■ **Material to process**:
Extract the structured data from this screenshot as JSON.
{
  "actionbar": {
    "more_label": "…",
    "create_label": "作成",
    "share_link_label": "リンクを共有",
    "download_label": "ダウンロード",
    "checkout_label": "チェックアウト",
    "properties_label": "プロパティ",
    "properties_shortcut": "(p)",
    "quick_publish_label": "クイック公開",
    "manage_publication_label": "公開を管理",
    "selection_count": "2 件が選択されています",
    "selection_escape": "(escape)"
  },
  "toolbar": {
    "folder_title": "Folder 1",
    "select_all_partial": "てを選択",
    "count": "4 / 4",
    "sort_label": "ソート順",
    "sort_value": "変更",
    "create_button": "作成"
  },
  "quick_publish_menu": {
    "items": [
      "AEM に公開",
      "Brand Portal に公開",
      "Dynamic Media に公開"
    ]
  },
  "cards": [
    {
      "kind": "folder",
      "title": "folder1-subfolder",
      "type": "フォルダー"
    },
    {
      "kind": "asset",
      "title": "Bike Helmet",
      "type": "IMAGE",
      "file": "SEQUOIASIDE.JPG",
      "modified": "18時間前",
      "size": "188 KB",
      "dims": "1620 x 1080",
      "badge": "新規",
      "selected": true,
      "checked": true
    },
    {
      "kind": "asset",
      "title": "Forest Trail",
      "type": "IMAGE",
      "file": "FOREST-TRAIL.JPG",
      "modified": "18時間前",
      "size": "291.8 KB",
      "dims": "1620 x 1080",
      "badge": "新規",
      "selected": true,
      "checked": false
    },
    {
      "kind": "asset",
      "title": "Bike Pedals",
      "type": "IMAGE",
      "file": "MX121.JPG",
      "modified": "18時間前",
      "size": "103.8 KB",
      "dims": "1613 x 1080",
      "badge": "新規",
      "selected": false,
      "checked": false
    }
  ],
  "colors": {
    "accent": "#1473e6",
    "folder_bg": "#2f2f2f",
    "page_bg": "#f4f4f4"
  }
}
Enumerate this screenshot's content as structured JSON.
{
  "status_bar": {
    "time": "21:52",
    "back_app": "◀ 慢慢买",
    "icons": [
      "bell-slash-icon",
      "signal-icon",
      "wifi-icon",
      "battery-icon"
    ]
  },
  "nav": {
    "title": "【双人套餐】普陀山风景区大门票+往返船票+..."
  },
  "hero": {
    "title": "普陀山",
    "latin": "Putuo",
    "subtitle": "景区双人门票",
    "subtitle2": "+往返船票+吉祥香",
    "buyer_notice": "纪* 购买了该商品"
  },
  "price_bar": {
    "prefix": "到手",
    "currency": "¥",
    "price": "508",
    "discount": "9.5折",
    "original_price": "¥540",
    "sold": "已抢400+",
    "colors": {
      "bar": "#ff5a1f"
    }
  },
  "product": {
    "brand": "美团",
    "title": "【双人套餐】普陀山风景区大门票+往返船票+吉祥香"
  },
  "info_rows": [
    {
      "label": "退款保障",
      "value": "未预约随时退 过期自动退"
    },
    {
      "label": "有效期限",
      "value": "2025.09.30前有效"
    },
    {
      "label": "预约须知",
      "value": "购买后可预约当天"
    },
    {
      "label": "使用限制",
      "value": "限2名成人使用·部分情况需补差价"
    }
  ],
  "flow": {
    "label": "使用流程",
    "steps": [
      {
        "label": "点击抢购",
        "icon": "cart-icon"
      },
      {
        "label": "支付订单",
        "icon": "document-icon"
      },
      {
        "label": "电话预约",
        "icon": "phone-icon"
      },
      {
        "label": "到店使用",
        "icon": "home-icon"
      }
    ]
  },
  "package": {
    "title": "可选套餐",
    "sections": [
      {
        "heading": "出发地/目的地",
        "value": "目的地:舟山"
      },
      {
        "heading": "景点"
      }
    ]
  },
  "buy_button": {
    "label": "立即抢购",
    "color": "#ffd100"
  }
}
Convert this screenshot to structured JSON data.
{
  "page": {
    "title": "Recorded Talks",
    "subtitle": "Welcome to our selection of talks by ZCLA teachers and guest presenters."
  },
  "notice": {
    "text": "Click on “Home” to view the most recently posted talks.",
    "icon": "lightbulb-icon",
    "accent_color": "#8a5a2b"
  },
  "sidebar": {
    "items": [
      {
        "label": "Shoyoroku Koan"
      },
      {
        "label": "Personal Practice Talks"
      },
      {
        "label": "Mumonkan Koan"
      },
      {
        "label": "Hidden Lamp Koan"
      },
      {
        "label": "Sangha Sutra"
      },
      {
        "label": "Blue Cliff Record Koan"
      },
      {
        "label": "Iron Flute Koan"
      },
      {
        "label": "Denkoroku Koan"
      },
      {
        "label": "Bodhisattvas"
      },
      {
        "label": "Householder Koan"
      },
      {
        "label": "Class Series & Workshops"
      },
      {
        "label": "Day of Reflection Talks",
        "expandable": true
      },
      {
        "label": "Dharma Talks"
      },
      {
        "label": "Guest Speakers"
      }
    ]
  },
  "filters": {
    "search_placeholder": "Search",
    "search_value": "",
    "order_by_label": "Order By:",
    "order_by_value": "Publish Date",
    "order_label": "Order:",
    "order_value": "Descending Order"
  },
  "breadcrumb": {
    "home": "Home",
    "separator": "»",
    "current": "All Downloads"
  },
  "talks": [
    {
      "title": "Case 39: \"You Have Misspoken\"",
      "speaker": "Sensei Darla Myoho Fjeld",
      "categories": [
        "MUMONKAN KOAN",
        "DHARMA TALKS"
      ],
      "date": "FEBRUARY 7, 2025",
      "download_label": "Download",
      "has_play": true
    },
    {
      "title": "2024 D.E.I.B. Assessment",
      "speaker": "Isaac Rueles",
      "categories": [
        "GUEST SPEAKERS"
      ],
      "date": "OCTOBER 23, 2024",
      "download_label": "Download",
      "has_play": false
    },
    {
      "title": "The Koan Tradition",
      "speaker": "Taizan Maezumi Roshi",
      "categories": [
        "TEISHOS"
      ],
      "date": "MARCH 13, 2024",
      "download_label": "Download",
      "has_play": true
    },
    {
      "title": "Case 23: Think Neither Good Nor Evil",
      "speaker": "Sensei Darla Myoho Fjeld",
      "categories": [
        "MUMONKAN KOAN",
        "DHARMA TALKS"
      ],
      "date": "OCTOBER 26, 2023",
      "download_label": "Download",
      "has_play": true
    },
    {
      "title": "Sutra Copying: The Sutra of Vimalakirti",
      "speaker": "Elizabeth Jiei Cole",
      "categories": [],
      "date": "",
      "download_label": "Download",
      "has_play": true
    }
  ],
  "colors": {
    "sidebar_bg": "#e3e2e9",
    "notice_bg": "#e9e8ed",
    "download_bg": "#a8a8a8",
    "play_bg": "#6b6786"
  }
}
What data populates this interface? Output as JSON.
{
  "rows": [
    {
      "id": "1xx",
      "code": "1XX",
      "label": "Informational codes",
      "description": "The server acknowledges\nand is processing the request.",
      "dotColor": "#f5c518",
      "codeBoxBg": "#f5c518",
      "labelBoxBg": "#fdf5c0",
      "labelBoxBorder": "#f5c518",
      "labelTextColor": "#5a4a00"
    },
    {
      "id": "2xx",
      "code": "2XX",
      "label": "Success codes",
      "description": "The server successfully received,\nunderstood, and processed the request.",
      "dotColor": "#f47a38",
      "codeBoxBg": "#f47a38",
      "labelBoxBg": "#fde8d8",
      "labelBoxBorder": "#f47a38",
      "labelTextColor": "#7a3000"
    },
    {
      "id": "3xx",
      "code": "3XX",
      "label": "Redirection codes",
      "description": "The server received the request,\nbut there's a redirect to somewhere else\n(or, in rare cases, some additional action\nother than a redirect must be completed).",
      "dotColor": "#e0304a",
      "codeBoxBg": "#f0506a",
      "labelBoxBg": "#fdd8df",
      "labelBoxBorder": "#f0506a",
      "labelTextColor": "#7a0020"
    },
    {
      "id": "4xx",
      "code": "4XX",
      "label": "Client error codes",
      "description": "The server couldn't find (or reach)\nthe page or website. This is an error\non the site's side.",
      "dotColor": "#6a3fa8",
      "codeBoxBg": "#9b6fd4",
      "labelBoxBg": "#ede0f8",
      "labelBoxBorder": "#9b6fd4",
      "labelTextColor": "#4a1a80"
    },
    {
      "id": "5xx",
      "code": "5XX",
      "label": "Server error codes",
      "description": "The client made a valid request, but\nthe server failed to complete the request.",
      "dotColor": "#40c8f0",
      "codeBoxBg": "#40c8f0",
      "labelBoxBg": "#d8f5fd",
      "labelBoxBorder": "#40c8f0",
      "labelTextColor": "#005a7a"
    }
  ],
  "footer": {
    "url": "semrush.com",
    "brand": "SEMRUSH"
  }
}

■ **The request**: Look through the listing and extract every line with "screenshot" in it.

■ **Task result**:
Extract the structured data from this screenshot as JSON.
Enumerate this screenshot's content as structured JSON.
Convert this screenshot to structured JSON data.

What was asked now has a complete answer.